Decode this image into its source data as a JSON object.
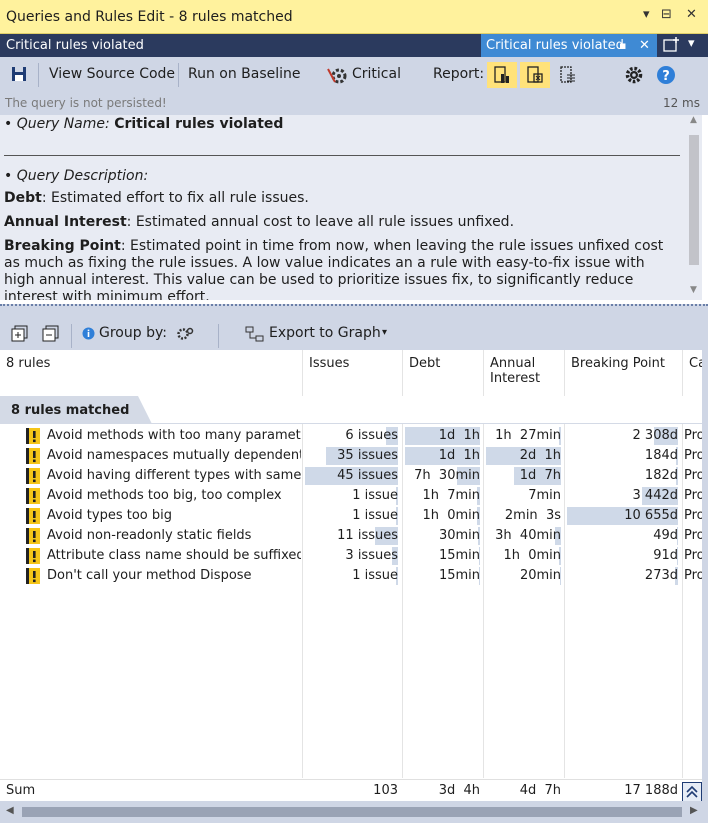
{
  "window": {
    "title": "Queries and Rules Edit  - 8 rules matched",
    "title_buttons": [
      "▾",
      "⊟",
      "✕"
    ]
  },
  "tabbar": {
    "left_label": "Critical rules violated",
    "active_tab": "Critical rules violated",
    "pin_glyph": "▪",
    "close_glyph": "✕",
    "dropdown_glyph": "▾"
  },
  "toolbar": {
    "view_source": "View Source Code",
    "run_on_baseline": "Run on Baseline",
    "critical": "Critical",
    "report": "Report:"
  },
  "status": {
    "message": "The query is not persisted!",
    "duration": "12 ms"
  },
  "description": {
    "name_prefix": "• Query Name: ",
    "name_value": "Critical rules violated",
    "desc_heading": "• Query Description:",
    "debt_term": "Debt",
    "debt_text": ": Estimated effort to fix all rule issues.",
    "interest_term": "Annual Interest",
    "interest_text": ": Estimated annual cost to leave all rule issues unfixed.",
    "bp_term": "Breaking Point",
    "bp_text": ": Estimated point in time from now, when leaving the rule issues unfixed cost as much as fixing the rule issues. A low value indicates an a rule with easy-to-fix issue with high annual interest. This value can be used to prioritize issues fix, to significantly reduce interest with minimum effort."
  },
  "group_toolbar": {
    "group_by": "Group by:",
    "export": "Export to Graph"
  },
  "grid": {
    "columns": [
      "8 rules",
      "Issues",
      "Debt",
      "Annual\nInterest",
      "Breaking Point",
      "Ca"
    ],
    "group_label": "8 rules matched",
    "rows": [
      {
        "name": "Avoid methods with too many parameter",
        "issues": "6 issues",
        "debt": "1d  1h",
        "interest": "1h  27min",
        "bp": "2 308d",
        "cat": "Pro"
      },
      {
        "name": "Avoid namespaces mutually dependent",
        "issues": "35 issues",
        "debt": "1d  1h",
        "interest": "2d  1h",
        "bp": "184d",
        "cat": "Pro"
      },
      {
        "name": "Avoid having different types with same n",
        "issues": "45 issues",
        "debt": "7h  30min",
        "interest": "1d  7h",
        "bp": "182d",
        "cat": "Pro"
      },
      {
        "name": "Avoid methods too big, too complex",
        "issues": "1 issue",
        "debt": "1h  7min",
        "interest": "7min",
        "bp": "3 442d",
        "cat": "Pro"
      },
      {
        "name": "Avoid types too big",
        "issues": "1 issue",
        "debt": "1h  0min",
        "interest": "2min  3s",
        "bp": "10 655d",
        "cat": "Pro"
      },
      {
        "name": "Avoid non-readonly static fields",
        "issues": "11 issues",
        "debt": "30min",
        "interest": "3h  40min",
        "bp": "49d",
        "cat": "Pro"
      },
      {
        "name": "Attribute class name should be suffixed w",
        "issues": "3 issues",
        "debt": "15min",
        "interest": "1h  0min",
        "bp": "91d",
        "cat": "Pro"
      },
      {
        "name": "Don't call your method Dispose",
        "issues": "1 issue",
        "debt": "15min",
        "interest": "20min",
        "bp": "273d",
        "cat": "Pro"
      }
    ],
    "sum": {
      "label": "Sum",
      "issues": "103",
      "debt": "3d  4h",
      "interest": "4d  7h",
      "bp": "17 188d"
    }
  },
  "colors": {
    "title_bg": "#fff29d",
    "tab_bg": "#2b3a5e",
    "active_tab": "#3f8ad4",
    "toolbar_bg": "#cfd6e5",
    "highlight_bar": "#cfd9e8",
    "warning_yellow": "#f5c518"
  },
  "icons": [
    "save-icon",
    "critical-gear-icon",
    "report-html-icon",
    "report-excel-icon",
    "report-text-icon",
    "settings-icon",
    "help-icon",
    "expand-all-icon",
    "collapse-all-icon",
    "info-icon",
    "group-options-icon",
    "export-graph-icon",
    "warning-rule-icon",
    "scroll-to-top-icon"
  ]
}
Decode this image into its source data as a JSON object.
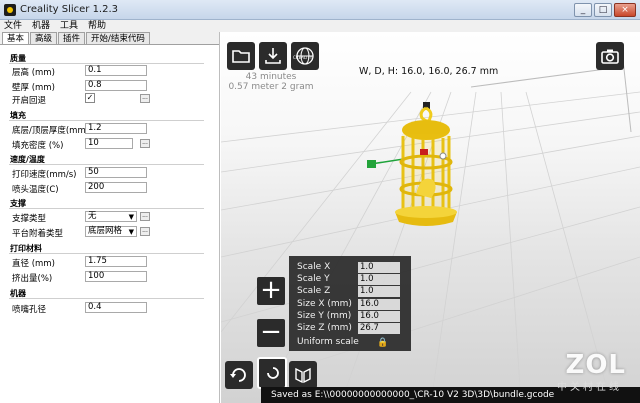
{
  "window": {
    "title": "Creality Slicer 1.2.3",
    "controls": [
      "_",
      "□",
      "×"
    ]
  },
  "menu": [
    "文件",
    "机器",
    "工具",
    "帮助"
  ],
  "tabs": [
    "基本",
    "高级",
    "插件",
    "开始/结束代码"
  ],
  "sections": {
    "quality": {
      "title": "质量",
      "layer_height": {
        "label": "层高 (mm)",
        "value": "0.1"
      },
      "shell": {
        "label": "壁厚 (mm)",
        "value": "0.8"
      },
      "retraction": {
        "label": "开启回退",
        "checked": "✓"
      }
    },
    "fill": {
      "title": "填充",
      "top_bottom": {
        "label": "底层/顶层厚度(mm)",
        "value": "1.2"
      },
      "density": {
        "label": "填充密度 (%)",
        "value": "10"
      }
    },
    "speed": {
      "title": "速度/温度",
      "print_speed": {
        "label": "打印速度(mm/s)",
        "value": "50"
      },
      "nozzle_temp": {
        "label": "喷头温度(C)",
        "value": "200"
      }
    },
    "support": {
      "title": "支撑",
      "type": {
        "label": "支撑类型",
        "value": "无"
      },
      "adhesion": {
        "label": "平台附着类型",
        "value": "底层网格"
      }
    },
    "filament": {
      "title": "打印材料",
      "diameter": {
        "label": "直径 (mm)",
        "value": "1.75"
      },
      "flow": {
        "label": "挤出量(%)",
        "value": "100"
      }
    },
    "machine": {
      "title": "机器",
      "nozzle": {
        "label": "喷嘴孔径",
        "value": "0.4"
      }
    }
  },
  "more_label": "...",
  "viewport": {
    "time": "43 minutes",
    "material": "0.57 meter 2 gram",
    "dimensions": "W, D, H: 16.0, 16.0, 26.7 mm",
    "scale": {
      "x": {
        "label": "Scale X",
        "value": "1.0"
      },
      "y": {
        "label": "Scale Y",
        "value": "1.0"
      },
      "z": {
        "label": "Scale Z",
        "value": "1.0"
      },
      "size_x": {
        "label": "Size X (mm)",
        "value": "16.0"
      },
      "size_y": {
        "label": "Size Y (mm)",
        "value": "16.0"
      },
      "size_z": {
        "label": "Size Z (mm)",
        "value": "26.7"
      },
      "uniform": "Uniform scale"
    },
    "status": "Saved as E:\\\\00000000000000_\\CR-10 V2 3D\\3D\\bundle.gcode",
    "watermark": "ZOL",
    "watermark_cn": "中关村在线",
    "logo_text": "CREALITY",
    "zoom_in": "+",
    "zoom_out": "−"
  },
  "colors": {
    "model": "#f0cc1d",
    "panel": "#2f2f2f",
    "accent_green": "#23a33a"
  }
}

* * * * *

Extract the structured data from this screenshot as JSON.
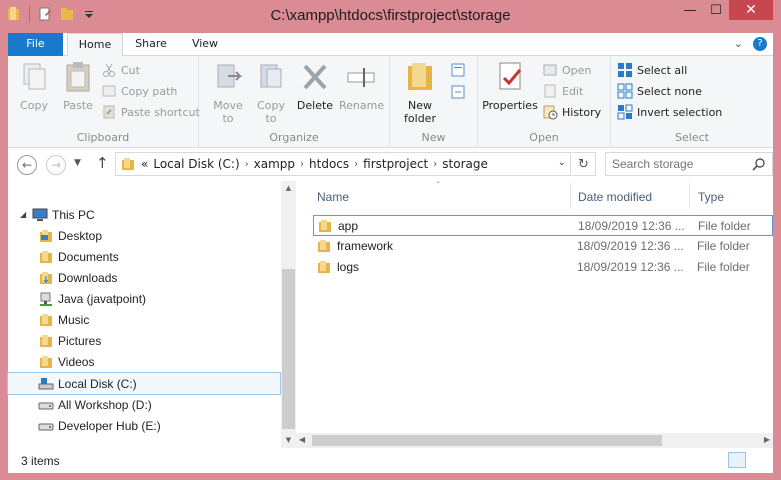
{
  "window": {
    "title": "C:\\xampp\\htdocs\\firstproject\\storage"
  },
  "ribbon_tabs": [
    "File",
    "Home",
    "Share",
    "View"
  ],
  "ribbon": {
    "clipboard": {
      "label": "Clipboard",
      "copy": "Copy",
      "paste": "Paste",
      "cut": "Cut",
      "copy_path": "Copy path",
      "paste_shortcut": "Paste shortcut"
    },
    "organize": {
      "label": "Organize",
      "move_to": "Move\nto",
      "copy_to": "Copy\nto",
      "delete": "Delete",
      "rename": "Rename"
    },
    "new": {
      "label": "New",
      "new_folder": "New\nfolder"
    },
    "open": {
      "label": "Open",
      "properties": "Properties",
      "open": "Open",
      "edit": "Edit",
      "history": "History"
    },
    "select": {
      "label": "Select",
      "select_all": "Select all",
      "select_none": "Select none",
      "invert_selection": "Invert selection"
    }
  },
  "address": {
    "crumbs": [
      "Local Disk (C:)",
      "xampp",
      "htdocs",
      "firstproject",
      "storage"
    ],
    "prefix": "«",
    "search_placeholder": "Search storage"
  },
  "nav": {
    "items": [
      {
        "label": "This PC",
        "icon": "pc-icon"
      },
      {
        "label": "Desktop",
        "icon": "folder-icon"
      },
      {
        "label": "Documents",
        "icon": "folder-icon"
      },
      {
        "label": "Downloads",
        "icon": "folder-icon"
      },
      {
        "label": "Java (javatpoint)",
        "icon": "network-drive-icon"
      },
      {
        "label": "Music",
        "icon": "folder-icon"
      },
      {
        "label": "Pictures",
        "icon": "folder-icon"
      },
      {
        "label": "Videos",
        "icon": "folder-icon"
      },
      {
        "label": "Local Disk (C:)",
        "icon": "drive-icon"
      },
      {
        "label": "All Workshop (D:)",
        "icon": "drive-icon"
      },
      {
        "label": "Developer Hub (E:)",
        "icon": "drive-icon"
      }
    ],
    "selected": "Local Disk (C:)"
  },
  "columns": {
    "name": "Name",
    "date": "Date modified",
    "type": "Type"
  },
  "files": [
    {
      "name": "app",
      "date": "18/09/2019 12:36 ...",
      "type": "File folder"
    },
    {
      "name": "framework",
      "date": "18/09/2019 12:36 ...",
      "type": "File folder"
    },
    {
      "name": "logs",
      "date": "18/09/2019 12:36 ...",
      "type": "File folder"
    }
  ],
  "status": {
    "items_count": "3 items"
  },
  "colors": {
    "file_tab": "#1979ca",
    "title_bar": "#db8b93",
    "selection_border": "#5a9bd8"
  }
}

* * * * *

PROBLEM STATEMENT:
Each line that has the word "Local" should be copied.

RESPONSE:
      "Local Disk (C:)",
        "label": "Local Disk (C:)",
    "selected": "Local Disk (C:)"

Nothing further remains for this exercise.